→ **The request**
Please return the full listing below without altering anything.

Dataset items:

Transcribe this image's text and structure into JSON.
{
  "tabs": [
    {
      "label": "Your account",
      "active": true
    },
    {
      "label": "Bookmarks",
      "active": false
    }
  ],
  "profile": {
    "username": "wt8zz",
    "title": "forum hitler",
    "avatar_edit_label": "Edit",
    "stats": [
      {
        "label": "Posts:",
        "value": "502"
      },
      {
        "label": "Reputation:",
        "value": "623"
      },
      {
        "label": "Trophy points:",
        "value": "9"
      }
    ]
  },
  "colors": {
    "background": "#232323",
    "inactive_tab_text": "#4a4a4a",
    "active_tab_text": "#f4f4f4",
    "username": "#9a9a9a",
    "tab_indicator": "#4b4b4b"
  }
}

→ **Reply**
Transcribe this image's text and structure into JSON.
{
  "tabs": [
    {
      "label": "Your account",
      "active": true
    },
    {
      "label": "Bookmarks",
      "active": false
    }
  ],
  "profile": {
    "username": "wt8zz",
    "title": "forum hitler",
    "avatar_edit_label": "Edit",
    "stats": [
      {
        "label": "Posts:",
        "value": "502"
      },
      {
        "label": "Reputation:",
        "value": "623"
      },
      {
        "label": "Trophy points:",
        "value": "9"
      }
    ]
  },
  "colors": {
    "background": "#232323",
    "inactive_tab_text": "#4a4a4a",
    "active_tab_text": "#f4f4f4",
    "username": "#9a9a9a",
    "tab_indicator": "#4b4b4b"
  }
}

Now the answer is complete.